>> start Data lines

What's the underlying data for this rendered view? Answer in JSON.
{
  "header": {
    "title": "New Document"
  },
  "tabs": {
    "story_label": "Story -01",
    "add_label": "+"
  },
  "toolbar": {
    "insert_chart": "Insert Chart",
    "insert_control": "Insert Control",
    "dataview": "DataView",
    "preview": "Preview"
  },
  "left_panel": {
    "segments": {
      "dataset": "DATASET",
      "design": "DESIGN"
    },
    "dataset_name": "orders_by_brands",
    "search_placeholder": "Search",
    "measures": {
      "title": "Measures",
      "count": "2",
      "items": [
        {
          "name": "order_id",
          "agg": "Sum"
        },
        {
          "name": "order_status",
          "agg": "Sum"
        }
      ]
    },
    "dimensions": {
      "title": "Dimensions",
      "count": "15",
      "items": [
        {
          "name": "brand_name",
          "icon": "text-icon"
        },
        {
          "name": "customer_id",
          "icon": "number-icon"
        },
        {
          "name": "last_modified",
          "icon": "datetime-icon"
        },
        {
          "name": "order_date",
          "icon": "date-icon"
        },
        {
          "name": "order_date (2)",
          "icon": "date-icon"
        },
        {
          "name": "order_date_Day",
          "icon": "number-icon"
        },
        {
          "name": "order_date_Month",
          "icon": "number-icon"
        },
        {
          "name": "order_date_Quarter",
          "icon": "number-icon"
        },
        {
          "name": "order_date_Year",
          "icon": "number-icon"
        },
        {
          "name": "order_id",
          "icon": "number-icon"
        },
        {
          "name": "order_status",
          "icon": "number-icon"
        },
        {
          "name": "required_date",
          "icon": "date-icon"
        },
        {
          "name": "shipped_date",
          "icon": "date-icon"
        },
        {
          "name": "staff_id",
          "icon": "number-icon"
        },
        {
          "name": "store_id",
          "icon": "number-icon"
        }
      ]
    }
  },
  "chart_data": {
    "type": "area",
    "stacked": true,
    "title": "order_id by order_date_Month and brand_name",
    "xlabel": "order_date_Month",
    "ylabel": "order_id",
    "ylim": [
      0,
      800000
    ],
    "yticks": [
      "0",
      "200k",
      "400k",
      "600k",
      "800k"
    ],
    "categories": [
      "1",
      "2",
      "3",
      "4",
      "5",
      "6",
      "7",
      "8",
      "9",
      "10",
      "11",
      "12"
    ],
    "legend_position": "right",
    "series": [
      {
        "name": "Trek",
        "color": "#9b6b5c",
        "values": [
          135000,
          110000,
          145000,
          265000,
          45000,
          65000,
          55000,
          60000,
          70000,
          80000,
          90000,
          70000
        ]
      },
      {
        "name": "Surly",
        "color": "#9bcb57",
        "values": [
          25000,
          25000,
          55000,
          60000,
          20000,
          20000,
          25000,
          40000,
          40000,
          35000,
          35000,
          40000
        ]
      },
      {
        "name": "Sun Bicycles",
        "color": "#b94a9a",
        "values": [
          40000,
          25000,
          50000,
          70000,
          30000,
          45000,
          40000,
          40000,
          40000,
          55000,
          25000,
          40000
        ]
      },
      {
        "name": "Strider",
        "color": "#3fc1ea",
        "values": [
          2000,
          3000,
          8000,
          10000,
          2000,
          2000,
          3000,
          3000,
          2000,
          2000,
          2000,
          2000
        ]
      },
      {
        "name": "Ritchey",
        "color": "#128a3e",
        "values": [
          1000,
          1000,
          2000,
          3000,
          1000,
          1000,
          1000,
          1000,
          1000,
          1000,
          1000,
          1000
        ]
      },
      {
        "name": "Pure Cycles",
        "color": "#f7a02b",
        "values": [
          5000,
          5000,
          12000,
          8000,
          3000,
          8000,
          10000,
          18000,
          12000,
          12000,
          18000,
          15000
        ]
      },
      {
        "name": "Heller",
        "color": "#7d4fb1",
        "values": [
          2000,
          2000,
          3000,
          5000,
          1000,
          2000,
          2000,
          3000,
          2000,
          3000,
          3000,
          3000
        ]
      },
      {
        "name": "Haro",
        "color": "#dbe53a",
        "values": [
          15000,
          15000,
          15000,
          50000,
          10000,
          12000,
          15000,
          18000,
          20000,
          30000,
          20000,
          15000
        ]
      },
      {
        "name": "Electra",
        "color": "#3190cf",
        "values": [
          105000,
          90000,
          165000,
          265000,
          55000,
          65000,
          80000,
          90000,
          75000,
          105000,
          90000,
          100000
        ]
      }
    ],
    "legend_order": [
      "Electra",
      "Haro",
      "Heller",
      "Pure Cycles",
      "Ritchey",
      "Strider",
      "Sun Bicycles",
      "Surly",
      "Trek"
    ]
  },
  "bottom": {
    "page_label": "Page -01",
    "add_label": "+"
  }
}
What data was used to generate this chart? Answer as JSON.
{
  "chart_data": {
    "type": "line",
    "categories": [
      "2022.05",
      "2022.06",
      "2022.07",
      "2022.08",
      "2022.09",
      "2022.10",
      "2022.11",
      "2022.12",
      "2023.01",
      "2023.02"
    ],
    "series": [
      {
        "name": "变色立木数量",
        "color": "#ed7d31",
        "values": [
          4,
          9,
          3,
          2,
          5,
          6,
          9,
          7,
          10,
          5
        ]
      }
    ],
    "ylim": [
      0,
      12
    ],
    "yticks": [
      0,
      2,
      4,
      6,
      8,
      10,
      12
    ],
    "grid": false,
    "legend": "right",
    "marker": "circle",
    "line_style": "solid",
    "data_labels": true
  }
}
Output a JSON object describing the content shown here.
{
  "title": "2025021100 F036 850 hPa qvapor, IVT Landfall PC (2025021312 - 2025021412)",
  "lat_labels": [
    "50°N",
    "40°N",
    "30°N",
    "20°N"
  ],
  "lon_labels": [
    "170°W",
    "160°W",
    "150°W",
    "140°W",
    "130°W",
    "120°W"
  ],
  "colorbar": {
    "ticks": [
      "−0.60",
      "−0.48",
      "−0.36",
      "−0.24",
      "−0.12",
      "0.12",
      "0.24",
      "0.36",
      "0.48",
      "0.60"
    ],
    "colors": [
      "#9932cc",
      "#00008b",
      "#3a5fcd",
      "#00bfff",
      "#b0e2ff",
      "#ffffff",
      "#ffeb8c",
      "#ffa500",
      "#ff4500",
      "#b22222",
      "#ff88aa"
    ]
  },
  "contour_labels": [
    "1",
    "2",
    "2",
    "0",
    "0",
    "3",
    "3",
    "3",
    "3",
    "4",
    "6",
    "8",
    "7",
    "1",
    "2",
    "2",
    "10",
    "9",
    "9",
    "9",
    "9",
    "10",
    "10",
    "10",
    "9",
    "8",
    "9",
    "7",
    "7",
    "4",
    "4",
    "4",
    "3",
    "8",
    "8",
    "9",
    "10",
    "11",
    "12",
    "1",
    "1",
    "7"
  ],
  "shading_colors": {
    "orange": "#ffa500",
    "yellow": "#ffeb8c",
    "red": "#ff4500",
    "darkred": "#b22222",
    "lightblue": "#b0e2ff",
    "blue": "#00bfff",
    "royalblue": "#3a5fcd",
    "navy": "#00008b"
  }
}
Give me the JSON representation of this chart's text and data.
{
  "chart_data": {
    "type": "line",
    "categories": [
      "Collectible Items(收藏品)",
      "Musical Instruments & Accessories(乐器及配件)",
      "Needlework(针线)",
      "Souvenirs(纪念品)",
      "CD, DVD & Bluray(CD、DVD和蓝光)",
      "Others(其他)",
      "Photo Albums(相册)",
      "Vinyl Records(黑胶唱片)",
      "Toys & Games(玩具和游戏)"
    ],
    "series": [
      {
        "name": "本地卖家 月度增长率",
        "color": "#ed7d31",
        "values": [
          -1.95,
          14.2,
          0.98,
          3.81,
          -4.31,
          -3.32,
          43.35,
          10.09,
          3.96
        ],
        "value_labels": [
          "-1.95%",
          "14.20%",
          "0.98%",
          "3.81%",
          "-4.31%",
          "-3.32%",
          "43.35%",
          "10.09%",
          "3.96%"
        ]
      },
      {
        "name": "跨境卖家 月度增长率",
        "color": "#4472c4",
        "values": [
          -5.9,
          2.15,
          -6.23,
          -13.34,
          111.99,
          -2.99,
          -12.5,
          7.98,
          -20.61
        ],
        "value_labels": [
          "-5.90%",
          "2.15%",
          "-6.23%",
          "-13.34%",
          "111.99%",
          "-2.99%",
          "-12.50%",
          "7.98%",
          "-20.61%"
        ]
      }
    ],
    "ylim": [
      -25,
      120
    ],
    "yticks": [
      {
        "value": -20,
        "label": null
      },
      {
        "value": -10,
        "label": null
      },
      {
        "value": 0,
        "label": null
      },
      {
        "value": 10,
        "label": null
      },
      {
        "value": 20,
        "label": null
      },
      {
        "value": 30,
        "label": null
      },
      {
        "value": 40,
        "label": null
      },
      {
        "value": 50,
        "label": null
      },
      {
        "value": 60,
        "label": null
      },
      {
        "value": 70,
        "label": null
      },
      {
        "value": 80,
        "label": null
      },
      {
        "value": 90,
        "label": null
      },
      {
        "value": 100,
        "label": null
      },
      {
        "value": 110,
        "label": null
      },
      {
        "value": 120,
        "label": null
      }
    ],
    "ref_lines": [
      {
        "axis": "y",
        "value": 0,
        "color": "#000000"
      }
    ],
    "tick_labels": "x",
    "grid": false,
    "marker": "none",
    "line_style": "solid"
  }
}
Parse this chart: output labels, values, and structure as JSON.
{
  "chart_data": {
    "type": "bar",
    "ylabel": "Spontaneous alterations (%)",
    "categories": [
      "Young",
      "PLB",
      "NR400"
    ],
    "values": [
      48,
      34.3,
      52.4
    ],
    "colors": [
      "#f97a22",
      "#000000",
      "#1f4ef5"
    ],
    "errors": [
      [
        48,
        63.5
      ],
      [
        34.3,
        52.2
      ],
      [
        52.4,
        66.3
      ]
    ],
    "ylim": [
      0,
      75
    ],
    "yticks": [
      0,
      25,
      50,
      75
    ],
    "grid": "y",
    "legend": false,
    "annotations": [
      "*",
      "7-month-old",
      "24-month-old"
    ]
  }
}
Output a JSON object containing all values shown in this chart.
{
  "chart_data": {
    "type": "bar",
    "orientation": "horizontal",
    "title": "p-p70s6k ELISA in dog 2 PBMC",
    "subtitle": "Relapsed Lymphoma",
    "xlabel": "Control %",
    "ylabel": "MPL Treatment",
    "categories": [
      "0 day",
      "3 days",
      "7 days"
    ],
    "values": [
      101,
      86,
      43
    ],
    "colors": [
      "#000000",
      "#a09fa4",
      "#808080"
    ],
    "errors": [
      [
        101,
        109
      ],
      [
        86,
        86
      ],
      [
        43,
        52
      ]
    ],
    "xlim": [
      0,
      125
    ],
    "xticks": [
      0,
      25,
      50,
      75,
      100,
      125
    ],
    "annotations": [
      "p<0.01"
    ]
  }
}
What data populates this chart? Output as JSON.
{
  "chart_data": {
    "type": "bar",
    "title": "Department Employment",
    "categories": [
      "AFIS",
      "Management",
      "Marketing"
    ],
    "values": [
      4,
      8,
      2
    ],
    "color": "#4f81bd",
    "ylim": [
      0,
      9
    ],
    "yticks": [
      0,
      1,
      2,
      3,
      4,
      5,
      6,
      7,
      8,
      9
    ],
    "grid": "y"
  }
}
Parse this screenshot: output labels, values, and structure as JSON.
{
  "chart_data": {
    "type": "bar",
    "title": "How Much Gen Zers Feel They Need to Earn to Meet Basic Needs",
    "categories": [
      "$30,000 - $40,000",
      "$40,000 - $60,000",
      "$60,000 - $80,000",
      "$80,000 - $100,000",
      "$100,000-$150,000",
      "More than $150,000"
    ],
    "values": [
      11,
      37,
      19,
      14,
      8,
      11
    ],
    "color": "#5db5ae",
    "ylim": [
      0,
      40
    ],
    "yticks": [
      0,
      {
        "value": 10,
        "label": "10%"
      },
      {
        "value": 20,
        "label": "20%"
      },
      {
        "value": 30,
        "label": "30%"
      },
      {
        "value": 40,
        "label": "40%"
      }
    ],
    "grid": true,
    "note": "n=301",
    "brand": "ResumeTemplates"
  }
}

>> end Data lines

### Job
Find the lines of the material that hold the word "xlabel" and report their count alone.

### Written response
2